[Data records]
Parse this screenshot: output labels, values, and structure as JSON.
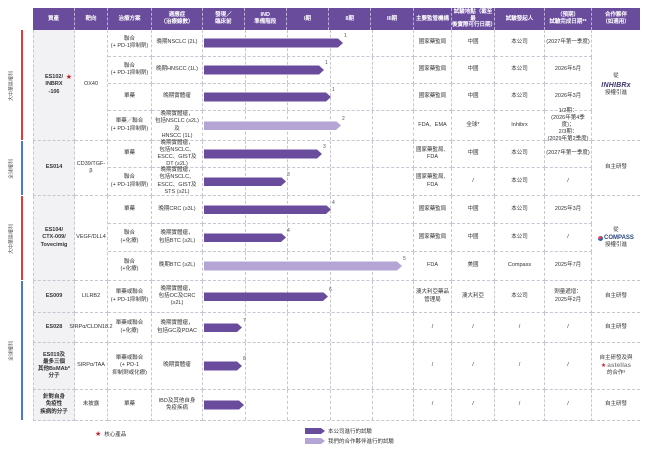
{
  "colors": {
    "header_bg": "#6a4c9c",
    "bar_self": "#6a4c9c",
    "bar_partner": "#b4a5d4",
    "core_star": "#cc1f26",
    "band_greater_china": "#e03a3a",
    "band_global": "#4a7bc8",
    "asset_col_bg": "#f2f1f4",
    "grid_line": "#c9c5d2",
    "astellas_red": "#d01f2f"
  },
  "header": {
    "asset": "資產",
    "target": "靶向",
    "regimen": "治療方案",
    "indication": "適應症\n（治療線數）",
    "phases": [
      "發現／\n臨床前",
      "IND\n準備階段",
      "I期",
      "II期",
      "III期"
    ],
    "regulator": "主要監管機構",
    "location": "試驗地點（截至最\n後實際可行日期）",
    "sponsor": "試驗發起人",
    "milestone": "（預期）\n試驗完成日期**",
    "partner": "合作夥伴\n（如適用）"
  },
  "side_bands": [
    {
      "label": "大中華區權利",
      "color_key": "band_greater_china",
      "from_row": 0,
      "to_row": 3
    },
    {
      "label": "全球權利",
      "color_key": "band_global",
      "from_row": 4,
      "to_row": 5
    },
    {
      "label": "大中華區權利",
      "color_key": "band_greater_china",
      "from_row": 6,
      "to_row": 8
    },
    {
      "label": "全球權利",
      "color_key": "band_global",
      "from_row": 9,
      "to_row": 12
    }
  ],
  "groups": [
    {
      "asset": "ES102/\nINBRX\n-106",
      "core_product": true,
      "target": "OX40",
      "rows": [
        0,
        1,
        2,
        3
      ],
      "partner": {
        "parts": [
          {
            "text": "從"
          },
          {
            "logo": "inhibrx"
          },
          {
            "text": "授權引進"
          }
        ]
      }
    },
    {
      "asset": "ES014",
      "core_product": false,
      "target": "CD39/TGF-β",
      "rows": [
        4,
        5
      ],
      "partner": {
        "parts": [
          {
            "text": "自主研發"
          }
        ]
      }
    },
    {
      "asset": "ES104/\nCTX-009/\nTovecimig",
      "core_product": false,
      "target": "VEGF/DLL4",
      "rows": [
        6,
        7,
        8
      ],
      "partner": {
        "parts": [
          {
            "text": "從"
          },
          {
            "logo": "compass"
          },
          {
            "text": "授權引進"
          }
        ]
      }
    },
    {
      "asset": "ES009",
      "core_product": false,
      "target": "LILRB2",
      "rows": [
        9
      ],
      "partner": {
        "parts": [
          {
            "text": "自主研發"
          }
        ]
      }
    },
    {
      "asset": "ES028",
      "core_product": false,
      "target": "SIRPα/CLDN18.2",
      "rows": [
        10
      ],
      "partner": {
        "parts": [
          {
            "text": "自主研發"
          }
        ]
      }
    },
    {
      "asset": "ES019及\n最多三個\n其他BsMAb*\n分子",
      "core_product": false,
      "target": "SIRPα/TAA",
      "rows": [
        11
      ],
      "partner": {
        "parts": [
          {
            "text": "自主研發及與"
          },
          {
            "logo": "astellas"
          },
          {
            "text": "的合作³"
          }
        ]
      }
    },
    {
      "asset": "針對自身\n免疫性\n疾病的分子",
      "core_product": false,
      "target": "未披露",
      "rows": [
        12
      ],
      "partner": {
        "parts": [
          {
            "text": "自主研發"
          }
        ]
      }
    }
  ],
  "rows": [
    {
      "regimen": "聯合\n(+ PD-1抑制劑)",
      "indication": "晚期NSCLC (2L)",
      "bar": {
        "type": "self",
        "progress": 0.66,
        "label": "1"
      },
      "regulator": "國家藥監局",
      "location": "中國",
      "sponsor": "本公司",
      "milestone": "(2027年第一季度)"
    },
    {
      "regimen": "聯合\n(+ PD-1抑制劑)",
      "indication": "晚期HNSCC (1L)",
      "bar": {
        "type": "self",
        "progress": 0.57,
        "label": "1"
      },
      "regulator": "國家藥監局",
      "location": "中國",
      "sponsor": "本公司",
      "milestone": "2026年5月"
    },
    {
      "regimen": "單藥",
      "indication": "晚期實體瘤",
      "bar": {
        "type": "self",
        "progress": 0.6,
        "label": "1"
      },
      "regulator": "國家藥監局",
      "location": "中國",
      "sponsor": "本公司",
      "milestone": "2026年3月"
    },
    {
      "regimen": "單藥／聯合\n(+ PD-1抑制劑)",
      "indication": "晚期實體瘤，\n包括NSCLC (≥2L)及\nHNSCC (1L)",
      "bar": {
        "type": "partner",
        "progress": 0.65,
        "label": "2"
      },
      "regulator": "FDA、EMA",
      "location": "全球*",
      "sponsor": "Inhibrx",
      "milestone": "1/2期：\n(2026年第4季度)；\n2/3期：\n(2029年第2季度)"
    },
    {
      "regimen": "單藥",
      "indication": "晚期實體瘤，\n包括NSCLC、\nESCC、GIST及\nDT (≥2L)",
      "bar": {
        "type": "self",
        "progress": 0.56,
        "label": "3"
      },
      "regulator": "國家藥監局、\nFDA",
      "location": "中國",
      "sponsor": "本公司",
      "milestone": "(2027年第一季度)"
    },
    {
      "regimen": "聯合\n(+ PD-1抑制劑)",
      "indication": "晚期實體瘤，\n包括NSCLC、\nESCC、GIST及\nSTS (≥2L)",
      "bar": {
        "type": "self",
        "progress": 0.39,
        "label": "3"
      },
      "regulator": "國家藥監局、\nFDA",
      "location": "/",
      "sponsor": "本公司",
      "milestone": "/"
    },
    {
      "regimen": "單藥",
      "indication": "晚期CRC (≥3L)",
      "bar": {
        "type": "self",
        "progress": 0.6,
        "label": "4"
      },
      "regulator": "國家藥監局",
      "location": "中國",
      "sponsor": "本公司",
      "milestone": "2025年3月"
    },
    {
      "regimen": "聯合\n(+化療)",
      "indication": "晚期實體瘤，\n包括BTC (≥2L)",
      "bar": {
        "type": "self",
        "progress": 0.39,
        "label": "4"
      },
      "regulator": "國家藥監局",
      "location": "中國",
      "sponsor": "本公司",
      "milestone": "/"
    },
    {
      "regimen": "聯合\n(+化療)",
      "indication": "晚期BTC (≥2L)",
      "bar": {
        "type": "partner",
        "progress": 0.94,
        "label": "5"
      },
      "regulator": "FDA",
      "location": "美國",
      "sponsor": "Compass",
      "milestone": "2025年7月"
    },
    {
      "regimen": "單藥或聯合\n(+ PD-1抑制劑)",
      "indication": "晚期實體瘤，\n包括OC及CRC (≥2L)",
      "bar": {
        "type": "self",
        "progress": 0.59,
        "label": "6"
      },
      "regulator": "澳大利亞藥品\n管理局",
      "location": "澳大利亞",
      "sponsor": "本公司",
      "milestone": "劑量遞增：\n2025年2月"
    },
    {
      "regimen": "單藥或聯合\n(+化療)",
      "indication": "晚期實體瘤，\n包括GC及PDAC",
      "bar": {
        "type": "self",
        "progress": 0.18,
        "label": "7"
      },
      "regulator": "/",
      "location": "/",
      "sponsor": "/",
      "milestone": "/"
    },
    {
      "regimen": "單藥或聯合\n(+ PD-1\n抑制劑或化療)",
      "indication": "晚期實體瘤",
      "bar": {
        "type": "self",
        "progress": 0.18,
        "label": "8"
      },
      "regulator": "/",
      "location": "/",
      "sponsor": "/",
      "milestone": "/"
    },
    {
      "regimen": "單藥",
      "indication": "IBD及其他自身\n免疫疾病",
      "bar": {
        "type": "self",
        "progress": 0.19,
        "label": ""
      },
      "regulator": "/",
      "location": "/",
      "sponsor": "/",
      "milestone": "/"
    }
  ],
  "logos": {
    "inhibrx": {
      "text": "INHIBRx",
      "color": "#38336e"
    },
    "compass": {
      "text": "COMPASS",
      "color": "#27477f"
    },
    "astellas": {
      "text": "astellas",
      "color": "#8b8d8e",
      "star": "★"
    }
  },
  "legend": {
    "core": "核心產品",
    "self_trial": "本公司進行的試驗",
    "partner_trial": "我們的合作夥伴進行的試驗"
  },
  "chart_data": {
    "type": "bar",
    "title": "",
    "x_axis_phases": [
      "發現／臨床前",
      "IND準備階段",
      "I期",
      "II期",
      "III期"
    ],
    "value_scale": "0-5，每一單位代表一個研發階段",
    "legend": {
      "self": "本公司進行的試驗",
      "partner": "我們的合作夥伴進行的試驗"
    },
    "series": [
      {
        "asset": "ES102/INBRX-106",
        "indication": "晚期NSCLC (2L)",
        "phase_progress": 3.3,
        "conducted_by": "self",
        "footnote": "1"
      },
      {
        "asset": "ES102/INBRX-106",
        "indication": "晚期HNSCC (1L)",
        "phase_progress": 2.85,
        "conducted_by": "self",
        "footnote": "1"
      },
      {
        "asset": "ES102/INBRX-106",
        "indication": "晚期實體瘤",
        "phase_progress": 3.0,
        "conducted_by": "self",
        "footnote": "1"
      },
      {
        "asset": "ES102/INBRX-106",
        "indication": "晚期實體瘤，包括NSCLC (≥2L)及HNSCC (1L)",
        "phase_progress": 3.25,
        "conducted_by": "partner",
        "footnote": "2"
      },
      {
        "asset": "ES014",
        "indication": "晚期實體瘤，包括NSCLC、ESCC、GIST及DT (≥2L)",
        "phase_progress": 2.8,
        "conducted_by": "self",
        "footnote": "3"
      },
      {
        "asset": "ES014",
        "indication": "晚期實體瘤，包括NSCLC、ESCC、GIST及STS (≥2L)",
        "phase_progress": 1.95,
        "conducted_by": "self",
        "footnote": "3"
      },
      {
        "asset": "ES104/CTX-009/Tovecimig",
        "indication": "晚期CRC (≥3L)",
        "phase_progress": 3.0,
        "conducted_by": "self",
        "footnote": "4"
      },
      {
        "asset": "ES104/CTX-009/Tovecimig",
        "indication": "晚期實體瘤，包括BTC (≥2L)",
        "phase_progress": 1.95,
        "conducted_by": "self",
        "footnote": "4"
      },
      {
        "asset": "ES104/CTX-009/Tovecimig",
        "indication": "晚期BTC (≥2L)",
        "phase_progress": 4.7,
        "conducted_by": "partner",
        "footnote": "5"
      },
      {
        "asset": "ES009",
        "indication": "晚期實體瘤，包括OC及CRC (≥2L)",
        "phase_progress": 2.95,
        "conducted_by": "self",
        "footnote": "6"
      },
      {
        "asset": "ES028",
        "indication": "晚期實體瘤，包括GC及PDAC",
        "phase_progress": 0.9,
        "conducted_by": "self",
        "footnote": "7"
      },
      {
        "asset": "ES019及最多三個其他BsMAb*分子",
        "indication": "晚期實體瘤",
        "phase_progress": 0.9,
        "conducted_by": "self",
        "footnote": "8"
      },
      {
        "asset": "針對自身免疫性疾病的分子",
        "indication": "IBD及其他自身免疫疾病",
        "phase_progress": 0.95,
        "conducted_by": "self",
        "footnote": ""
      }
    ]
  }
}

Exercise brief:
Find every line with "晚期NSCLC" in the listing and state how many there are, nothing else.

Correct output:
2